▶ [Problem statement]
Select, from the data, each line where "Cube" occurs.

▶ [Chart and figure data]
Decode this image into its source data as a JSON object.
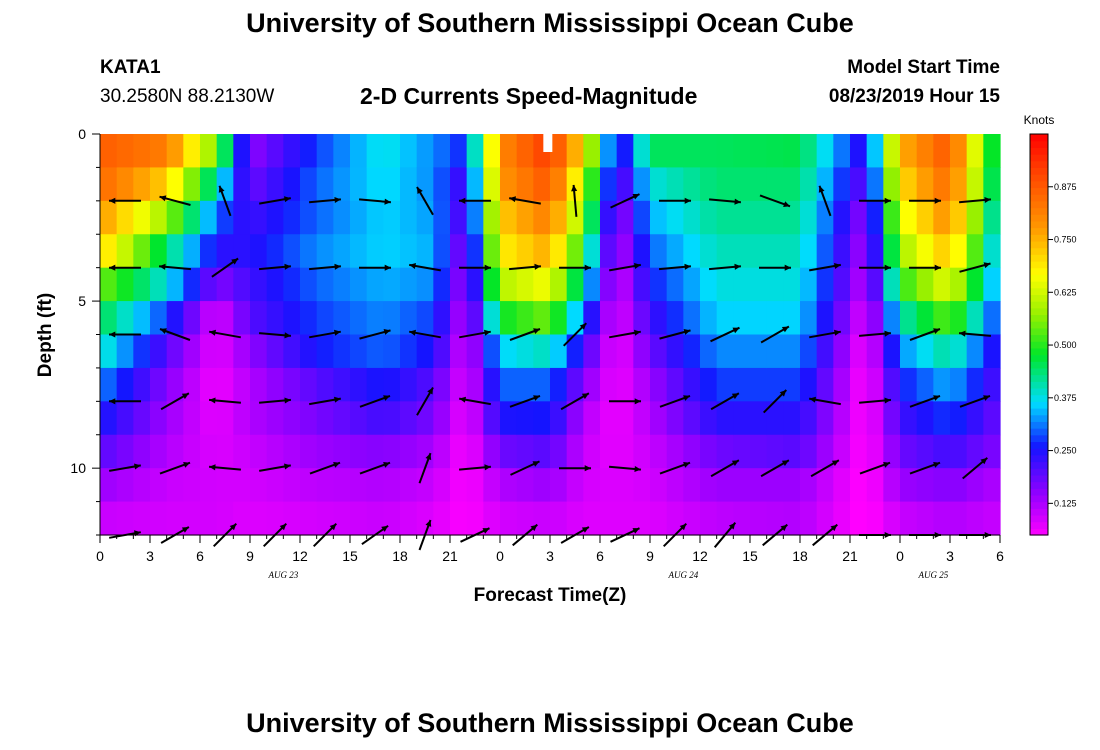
{
  "header": {
    "title": "University of Southern Mississippi Ocean Cube",
    "station": "KATA1",
    "coordinates": "30.2580N 88.2130W",
    "subtitle": "2-D Currents Speed-Magnitude",
    "model_start_label": "Model Start Time",
    "model_start_time": "08/23/2019 Hour 15"
  },
  "footer": {
    "title": "University of Southern Mississippi Ocean Cube"
  },
  "chart_data": {
    "type": "heatmap",
    "title": "2-D Currents Speed-Magnitude",
    "xlabel": "Forecast Time(Z)",
    "ylabel": "Depth (ft)",
    "x_tick_labels": [
      "0",
      "3",
      "6",
      "9",
      "12",
      "15",
      "18",
      "21",
      "0",
      "3",
      "6",
      "9",
      "12",
      "15",
      "18",
      "21",
      "0",
      "3",
      "6"
    ],
    "x_range_hours": [
      0,
      54
    ],
    "date_labels": [
      {
        "hour": 11,
        "label": "AUG 23"
      },
      {
        "hour": 35,
        "label": "AUG 24"
      },
      {
        "hour": 50,
        "label": "AUG 25"
      }
    ],
    "y_tick_labels": [
      "0",
      "5",
      "10"
    ],
    "y_range_ft": [
      0,
      12
    ],
    "colorbar": {
      "unit": "Knots",
      "range": [
        0.05,
        1.0
      ],
      "ticks": [
        0.125,
        0.25,
        0.375,
        0.5,
        0.625,
        0.75,
        0.875
      ],
      "tick_labels": [
        "0.125",
        "0.250",
        "0.375",
        "0.500",
        "0.625",
        "0.750",
        "0.875"
      ]
    },
    "depth_levels_ft": [
      0.5,
      1.5,
      2.5,
      3.5,
      4.5,
      5.5,
      6.5,
      7.5,
      8.5,
      9.5,
      10.5,
      11.5
    ],
    "keyframes": [
      {
        "hour": 0,
        "profile": [
          0.87,
          0.85,
          0.78,
          0.72,
          0.55,
          0.46,
          0.4,
          0.32,
          0.26,
          0.2,
          0.14,
          0.1
        ]
      },
      {
        "hour": 4,
        "profile": [
          0.82,
          0.72,
          0.58,
          0.44,
          0.38,
          0.28,
          0.2,
          0.16,
          0.14,
          0.12,
          0.1,
          0.09
        ]
      },
      {
        "hour": 7,
        "profile": [
          0.55,
          0.4,
          0.3,
          0.24,
          0.16,
          0.08,
          0.07,
          0.06,
          0.07,
          0.08,
          0.09,
          0.09
        ]
      },
      {
        "hour": 9,
        "profile": [
          0.15,
          0.18,
          0.22,
          0.24,
          0.22,
          0.2,
          0.15,
          0.12,
          0.12,
          0.1,
          0.09,
          0.08
        ]
      },
      {
        "hour": 13,
        "profile": [
          0.28,
          0.3,
          0.3,
          0.32,
          0.3,
          0.28,
          0.26,
          0.2,
          0.17,
          0.14,
          0.11,
          0.09
        ]
      },
      {
        "hour": 17,
        "profile": [
          0.38,
          0.37,
          0.36,
          0.36,
          0.34,
          0.32,
          0.3,
          0.26,
          0.22,
          0.16,
          0.12,
          0.1
        ]
      },
      {
        "hour": 20,
        "profile": [
          0.32,
          0.32,
          0.33,
          0.34,
          0.32,
          0.28,
          0.25,
          0.2,
          0.17,
          0.13,
          0.1,
          0.08
        ]
      },
      {
        "hour": 22,
        "profile": [
          0.26,
          0.2,
          0.18,
          0.14,
          0.12,
          0.1,
          0.08,
          0.07,
          0.06,
          0.05,
          0.05,
          0.05
        ]
      },
      {
        "hour": 24,
        "profile": [
          0.8,
          0.78,
          0.72,
          0.68,
          0.6,
          0.48,
          0.36,
          0.3,
          0.25,
          0.18,
          0.12,
          0.09
        ]
      },
      {
        "hour": 27,
        "profile": [
          0.92,
          0.88,
          0.82,
          0.76,
          0.66,
          0.55,
          0.4,
          0.3,
          0.26,
          0.2,
          0.14,
          0.1
        ]
      },
      {
        "hour": 29,
        "profile": [
          0.7,
          0.62,
          0.56,
          0.48,
          0.4,
          0.3,
          0.22,
          0.16,
          0.12,
          0.1,
          0.09,
          0.08
        ]
      },
      {
        "hour": 31,
        "profile": [
          0.2,
          0.16,
          0.12,
          0.1,
          0.08,
          0.07,
          0.06,
          0.06,
          0.06,
          0.07,
          0.08,
          0.08
        ]
      },
      {
        "hour": 33,
        "profile": [
          0.45,
          0.38,
          0.34,
          0.3,
          0.26,
          0.22,
          0.18,
          0.14,
          0.12,
          0.1,
          0.09,
          0.08
        ]
      },
      {
        "hour": 37,
        "profile": [
          0.45,
          0.44,
          0.42,
          0.4,
          0.38,
          0.36,
          0.32,
          0.28,
          0.24,
          0.18,
          0.14,
          0.11
        ]
      },
      {
        "hour": 42,
        "profile": [
          0.46,
          0.44,
          0.42,
          0.4,
          0.38,
          0.36,
          0.32,
          0.28,
          0.24,
          0.2,
          0.14,
          0.12
        ]
      },
      {
        "hour": 46,
        "profile": [
          0.22,
          0.18,
          0.14,
          0.12,
          0.1,
          0.07,
          0.05,
          0.04,
          0.04,
          0.04,
          0.04,
          0.04
        ]
      },
      {
        "hour": 48,
        "profile": [
          0.75,
          0.7,
          0.64,
          0.58,
          0.5,
          0.4,
          0.32,
          0.26,
          0.22,
          0.18,
          0.14,
          0.1
        ]
      },
      {
        "hour": 51,
        "profile": [
          0.88,
          0.85,
          0.8,
          0.74,
          0.65,
          0.54,
          0.42,
          0.34,
          0.28,
          0.22,
          0.16,
          0.12
        ]
      },
      {
        "hour": 54,
        "profile": [
          0.4,
          0.38,
          0.35,
          0.32,
          0.3,
          0.26,
          0.22,
          0.2,
          0.18,
          0.16,
          0.12,
          0.1
        ]
      }
    ],
    "vectors": {
      "times_hour": [
        1.5,
        4.5,
        7.5,
        10.5,
        13.5,
        16.5,
        19.5,
        22.5,
        25.5,
        28.5,
        31.5,
        34.5,
        37.5,
        40.5,
        43.5,
        46.5,
        49.5,
        52.5
      ],
      "depths_ft": [
        2,
        4,
        6,
        8,
        10,
        12
      ],
      "angle_deg": [
        [
          180,
          165,
          110,
          10,
          5,
          -5,
          120,
          180,
          170,
          95,
          25,
          0,
          -5,
          -20,
          110,
          0,
          0,
          5
        ],
        [
          180,
          175,
          35,
          5,
          5,
          0,
          170,
          0,
          5,
          0,
          10,
          5,
          5,
          0,
          10,
          0,
          0,
          15
        ],
        [
          180,
          160,
          170,
          -5,
          10,
          15,
          170,
          10,
          20,
          45,
          10,
          15,
          25,
          30,
          10,
          5,
          20,
          175
        ],
        [
          180,
          30,
          175,
          5,
          10,
          20,
          60,
          170,
          20,
          30,
          0,
          20,
          30,
          45,
          170,
          5,
          20,
          20
        ],
        [
          10,
          20,
          175,
          10,
          20,
          20,
          70,
          5,
          25,
          0,
          -5,
          20,
          30,
          30,
          30,
          20,
          20,
          40
        ],
        [
          10,
          30,
          45,
          45,
          45,
          35,
          70,
          25,
          40,
          30,
          25,
          45,
          50,
          40,
          40,
          0,
          0,
          0
        ]
      ]
    }
  }
}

▶ [Answer to the task]
    "title": "University of Southern Mississippi Ocean Cube",
    "title": "University of Southern Mississippi Ocean Cube"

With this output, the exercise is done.